--- Problem ---
Produce the listing below again, exactly as shown.

Records from a collection of figures:
┄┄┄┄┄┄
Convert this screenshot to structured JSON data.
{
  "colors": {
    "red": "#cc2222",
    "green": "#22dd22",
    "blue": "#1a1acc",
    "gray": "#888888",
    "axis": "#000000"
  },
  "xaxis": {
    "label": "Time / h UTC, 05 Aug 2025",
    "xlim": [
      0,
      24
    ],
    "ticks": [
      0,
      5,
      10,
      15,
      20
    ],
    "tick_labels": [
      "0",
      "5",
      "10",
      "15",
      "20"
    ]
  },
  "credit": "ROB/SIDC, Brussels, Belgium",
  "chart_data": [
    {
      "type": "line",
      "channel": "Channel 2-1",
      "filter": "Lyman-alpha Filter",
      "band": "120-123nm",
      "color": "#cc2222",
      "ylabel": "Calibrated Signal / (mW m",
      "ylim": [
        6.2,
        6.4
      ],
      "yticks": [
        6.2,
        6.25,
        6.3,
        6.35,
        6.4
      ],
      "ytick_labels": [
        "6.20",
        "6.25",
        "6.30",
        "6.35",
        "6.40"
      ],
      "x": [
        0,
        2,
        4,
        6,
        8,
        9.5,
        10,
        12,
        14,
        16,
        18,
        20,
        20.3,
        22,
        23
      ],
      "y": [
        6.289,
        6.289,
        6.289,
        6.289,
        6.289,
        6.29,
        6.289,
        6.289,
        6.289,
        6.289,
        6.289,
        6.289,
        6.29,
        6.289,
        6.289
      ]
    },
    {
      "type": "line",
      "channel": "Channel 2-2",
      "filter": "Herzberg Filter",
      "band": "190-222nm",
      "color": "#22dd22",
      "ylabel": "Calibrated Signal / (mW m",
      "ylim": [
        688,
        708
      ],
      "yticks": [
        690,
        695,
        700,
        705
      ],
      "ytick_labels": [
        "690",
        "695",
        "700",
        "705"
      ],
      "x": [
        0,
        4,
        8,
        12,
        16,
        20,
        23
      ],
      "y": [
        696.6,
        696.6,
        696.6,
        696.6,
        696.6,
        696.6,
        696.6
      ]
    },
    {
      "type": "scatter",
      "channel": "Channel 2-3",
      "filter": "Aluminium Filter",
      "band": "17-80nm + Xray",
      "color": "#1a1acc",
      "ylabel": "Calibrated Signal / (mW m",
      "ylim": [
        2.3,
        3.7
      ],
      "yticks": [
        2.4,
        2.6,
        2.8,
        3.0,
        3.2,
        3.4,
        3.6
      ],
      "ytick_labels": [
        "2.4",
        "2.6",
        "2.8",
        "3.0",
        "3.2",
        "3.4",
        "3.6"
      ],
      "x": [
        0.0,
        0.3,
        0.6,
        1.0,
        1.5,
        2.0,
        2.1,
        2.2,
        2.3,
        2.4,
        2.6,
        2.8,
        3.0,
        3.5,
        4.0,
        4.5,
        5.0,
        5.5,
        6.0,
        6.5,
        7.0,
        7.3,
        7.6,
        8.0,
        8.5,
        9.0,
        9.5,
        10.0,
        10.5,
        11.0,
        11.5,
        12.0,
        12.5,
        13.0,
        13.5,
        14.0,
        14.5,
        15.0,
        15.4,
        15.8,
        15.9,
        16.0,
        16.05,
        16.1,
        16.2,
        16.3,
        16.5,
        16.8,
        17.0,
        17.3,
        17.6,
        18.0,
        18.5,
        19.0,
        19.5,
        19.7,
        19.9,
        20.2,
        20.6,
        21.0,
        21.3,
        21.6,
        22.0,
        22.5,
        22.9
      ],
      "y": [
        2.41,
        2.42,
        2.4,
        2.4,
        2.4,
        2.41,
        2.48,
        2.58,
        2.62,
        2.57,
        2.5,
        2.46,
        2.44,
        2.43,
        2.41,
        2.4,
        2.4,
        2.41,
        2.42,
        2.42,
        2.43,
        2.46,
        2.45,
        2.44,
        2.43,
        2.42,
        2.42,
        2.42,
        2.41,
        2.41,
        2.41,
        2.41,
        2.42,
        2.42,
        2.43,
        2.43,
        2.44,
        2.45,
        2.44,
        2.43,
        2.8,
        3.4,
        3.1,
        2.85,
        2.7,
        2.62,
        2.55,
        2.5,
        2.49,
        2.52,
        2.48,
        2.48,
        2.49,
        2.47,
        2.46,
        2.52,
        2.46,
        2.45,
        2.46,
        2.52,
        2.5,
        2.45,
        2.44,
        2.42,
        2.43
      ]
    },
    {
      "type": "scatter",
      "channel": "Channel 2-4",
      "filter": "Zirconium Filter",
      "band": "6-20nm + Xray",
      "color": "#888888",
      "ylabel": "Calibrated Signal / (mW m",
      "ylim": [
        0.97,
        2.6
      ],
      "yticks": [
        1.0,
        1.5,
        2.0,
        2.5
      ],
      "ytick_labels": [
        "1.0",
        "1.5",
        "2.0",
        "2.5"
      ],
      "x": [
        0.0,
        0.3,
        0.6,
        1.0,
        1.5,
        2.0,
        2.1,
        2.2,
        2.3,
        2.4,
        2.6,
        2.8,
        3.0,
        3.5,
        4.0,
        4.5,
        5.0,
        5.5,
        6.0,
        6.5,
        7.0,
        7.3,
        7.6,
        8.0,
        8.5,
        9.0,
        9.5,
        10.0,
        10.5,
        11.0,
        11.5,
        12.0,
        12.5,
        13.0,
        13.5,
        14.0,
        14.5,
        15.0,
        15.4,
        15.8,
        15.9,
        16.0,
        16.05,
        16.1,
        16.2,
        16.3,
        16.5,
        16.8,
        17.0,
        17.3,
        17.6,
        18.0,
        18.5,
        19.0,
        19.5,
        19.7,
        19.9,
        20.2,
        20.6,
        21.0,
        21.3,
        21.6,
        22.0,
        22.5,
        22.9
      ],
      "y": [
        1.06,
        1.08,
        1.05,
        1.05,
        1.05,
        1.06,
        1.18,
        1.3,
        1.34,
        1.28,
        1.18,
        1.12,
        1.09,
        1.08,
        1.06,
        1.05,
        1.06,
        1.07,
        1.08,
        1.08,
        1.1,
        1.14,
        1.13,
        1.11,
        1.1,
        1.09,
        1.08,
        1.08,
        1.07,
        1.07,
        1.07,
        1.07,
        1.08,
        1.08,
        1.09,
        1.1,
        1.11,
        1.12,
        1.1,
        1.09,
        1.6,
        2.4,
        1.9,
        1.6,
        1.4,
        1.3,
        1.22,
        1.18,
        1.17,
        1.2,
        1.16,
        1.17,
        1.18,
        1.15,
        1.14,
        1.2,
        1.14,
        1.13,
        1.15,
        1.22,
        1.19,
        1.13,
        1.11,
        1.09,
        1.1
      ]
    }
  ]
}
┄┄┄┄┄┄
--- Exercise answer ---
Convert this screenshot to structured JSON data.
{
  "colors": {
    "red": "#cc2222",
    "green": "#22dd22",
    "blue": "#1a1acc",
    "gray": "#888888",
    "axis": "#000000"
  },
  "xaxis": {
    "label": "Time / h UTC, 05 Aug 2025",
    "xlim": [
      0,
      24
    ],
    "ticks": [
      0,
      5,
      10,
      15,
      20
    ],
    "tick_labels": [
      "0",
      "5",
      "10",
      "15",
      "20"
    ]
  },
  "credit": "ROB/SIDC, Brussels, Belgium",
  "chart_data": [
    {
      "type": "line",
      "channel": "Channel 2-1",
      "filter": "Lyman-alpha Filter",
      "band": "120-123nm",
      "color": "#cc2222",
      "ylabel": "Calibrated Signal / (mW m",
      "ylim": [
        6.2,
        6.4
      ],
      "yticks": [
        6.2,
        6.25,
        6.3,
        6.35,
        6.4
      ],
      "ytick_labels": [
        "6.20",
        "6.25",
        "6.30",
        "6.35",
        "6.40"
      ],
      "x": [
        0,
        2,
        4,
        6,
        8,
        9.5,
        10,
        12,
        14,
        16,
        18,
        20,
        20.3,
        22,
        23
      ],
      "y": [
        6.289,
        6.289,
        6.289,
        6.289,
        6.289,
        6.29,
        6.289,
        6.289,
        6.289,
        6.289,
        6.289,
        6.289,
        6.29,
        6.289,
        6.289
      ]
    },
    {
      "type": "line",
      "channel": "Channel 2-2",
      "filter": "Herzberg Filter",
      "band": "190-222nm",
      "color": "#22dd22",
      "ylabel": "Calibrated Signal / (mW m",
      "ylim": [
        688,
        708
      ],
      "yticks": [
        690,
        695,
        700,
        705
      ],
      "ytick_labels": [
        "690",
        "695",
        "700",
        "705"
      ],
      "x": [
        0,
        4,
        8,
        12,
        16,
        20,
        23
      ],
      "y": [
        696.6,
        696.6,
        696.6,
        696.6,
        696.6,
        696.6,
        696.6
      ]
    },
    {
      "type": "scatter",
      "channel": "Channel 2-3",
      "filter": "Aluminium Filter",
      "band": "17-80nm + Xray",
      "color": "#1a1acc",
      "ylabel": "Calibrated Signal / (mW m",
      "ylim": [
        2.3,
        3.7
      ],
      "yticks": [
        2.4,
        2.6,
        2.8,
        3.0,
        3.2,
        3.4,
        3.6
      ],
      "ytick_labels": [
        "2.4",
        "2.6",
        "2.8",
        "3.0",
        "3.2",
        "3.4",
        "3.6"
      ],
      "x": [
        0.0,
        0.3,
        0.6,
        1.0,
        1.5,
        2.0,
        2.1,
        2.2,
        2.3,
        2.4,
        2.6,
        2.8,
        3.0,
        3.5,
        4.0,
        4.5,
        5.0,
        5.5,
        6.0,
        6.5,
        7.0,
        7.3,
        7.6,
        8.0,
        8.5,
        9.0,
        9.5,
        10.0,
        10.5,
        11.0,
        11.5,
        12.0,
        12.5,
        13.0,
        13.5,
        14.0,
        14.5,
        15.0,
        15.4,
        15.8,
        15.9,
        16.0,
        16.05,
        16.1,
        16.2,
        16.3,
        16.5,
        16.8,
        17.0,
        17.3,
        17.6,
        18.0,
        18.5,
        19.0,
        19.5,
        19.7,
        19.9,
        20.2,
        20.6,
        21.0,
        21.3,
        21.6,
        22.0,
        22.5,
        22.9
      ],
      "y": [
        2.41,
        2.42,
        2.4,
        2.4,
        2.4,
        2.41,
        2.48,
        2.58,
        2.62,
        2.57,
        2.5,
        2.46,
        2.44,
        2.43,
        2.41,
        2.4,
        2.4,
        2.41,
        2.42,
        2.42,
        2.43,
        2.46,
        2.45,
        2.44,
        2.43,
        2.42,
        2.42,
        2.42,
        2.41,
        2.41,
        2.41,
        2.41,
        2.42,
        2.42,
        2.43,
        2.43,
        2.44,
        2.45,
        2.44,
        2.43,
        2.8,
        3.4,
        3.1,
        2.85,
        2.7,
        2.62,
        2.55,
        2.5,
        2.49,
        2.52,
        2.48,
        2.48,
        2.49,
        2.47,
        2.46,
        2.52,
        2.46,
        2.45,
        2.46,
        2.52,
        2.5,
        2.45,
        2.44,
        2.42,
        2.43
      ]
    },
    {
      "type": "scatter",
      "channel": "Channel 2-4",
      "filter": "Zirconium Filter",
      "band": "6-20nm + Xray",
      "color": "#888888",
      "ylabel": "Calibrated Signal / (mW m",
      "ylim": [
        0.97,
        2.6
      ],
      "yticks": [
        1.0,
        1.5,
        2.0,
        2.5
      ],
      "ytick_labels": [
        "1.0",
        "1.5",
        "2.0",
        "2.5"
      ],
      "x": [
        0.0,
        0.3,
        0.6,
        1.0,
        1.5,
        2.0,
        2.1,
        2.2,
        2.3,
        2.4,
        2.6,
        2.8,
        3.0,
        3.5,
        4.0,
        4.5,
        5.0,
        5.5,
        6.0,
        6.5,
        7.0,
        7.3,
        7.6,
        8.0,
        8.5,
        9.0,
        9.5,
        10.0,
        10.5,
        11.0,
        11.5,
        12.0,
        12.5,
        13.0,
        13.5,
        14.0,
        14.5,
        15.0,
        15.4,
        15.8,
        15.9,
        16.0,
        16.05,
        16.1,
        16.2,
        16.3,
        16.5,
        16.8,
        17.0,
        17.3,
        17.6,
        18.0,
        18.5,
        19.0,
        19.5,
        19.7,
        19.9,
        20.2,
        20.6,
        21.0,
        21.3,
        21.6,
        22.0,
        22.5,
        22.9
      ],
      "y": [
        1.06,
        1.08,
        1.05,
        1.05,
        1.05,
        1.06,
        1.18,
        1.3,
        1.34,
        1.28,
        1.18,
        1.12,
        1.09,
        1.08,
        1.06,
        1.05,
        1.06,
        1.07,
        1.08,
        1.08,
        1.1,
        1.14,
        1.13,
        1.11,
        1.1,
        1.09,
        1.08,
        1.08,
        1.07,
        1.07,
        1.07,
        1.07,
        1.08,
        1.08,
        1.09,
        1.1,
        1.11,
        1.12,
        1.1,
        1.09,
        1.6,
        2.4,
        1.9,
        1.6,
        1.4,
        1.3,
        1.22,
        1.18,
        1.17,
        1.2,
        1.16,
        1.17,
        1.18,
        1.15,
        1.14,
        1.2,
        1.14,
        1.13,
        1.15,
        1.22,
        1.19,
        1.13,
        1.11,
        1.09,
        1.1
      ]
    }
  ]
}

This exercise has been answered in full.